The problem: Records follow. Copy every line with "title".

#####

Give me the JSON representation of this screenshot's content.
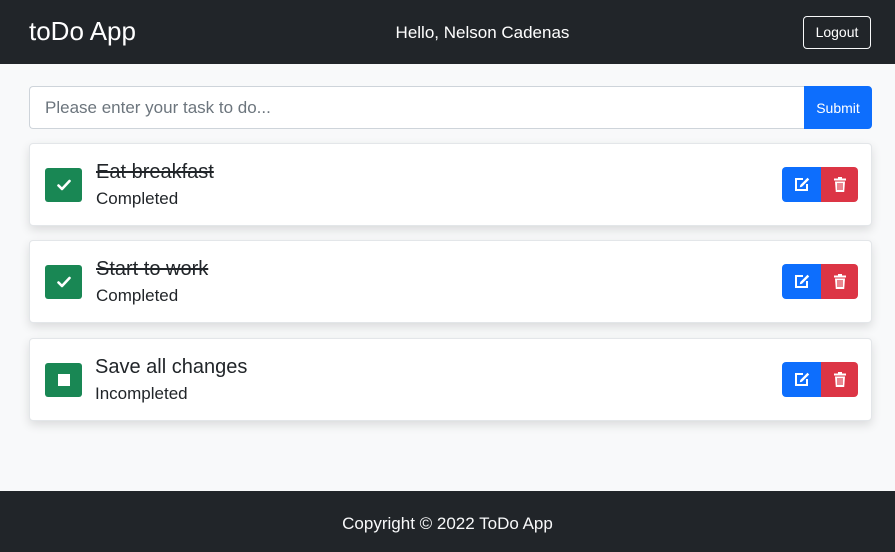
{
  "navbar": {
    "brand": "toDo App",
    "greeting": "Hello, Nelson Cadenas",
    "logout_label": "Logout"
  },
  "form": {
    "placeholder": "Please enter your task to do...",
    "value": "",
    "submit_label": "Submit"
  },
  "tasks": [
    {
      "title": "Eat breakfast",
      "status": "Completed",
      "completed": true
    },
    {
      "title": "Start to work",
      "status": "Completed",
      "completed": true
    },
    {
      "title": "Save all changes",
      "status": "Incompleted",
      "completed": false
    }
  ],
  "icons": {
    "checked": "check-icon",
    "unchecked": "square-icon",
    "edit": "edit-icon",
    "delete": "trash-icon"
  },
  "colors": {
    "primary": "#0d6efd",
    "success": "#198754",
    "danger": "#dc3545",
    "dark": "#212529"
  },
  "footer": {
    "copyright": "Copyright © 2022 ToDo App"
  }
}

#####

Task answer:
      "title": "Eat breakfast",
      "title": "Start to work",
      "title": "Save all changes",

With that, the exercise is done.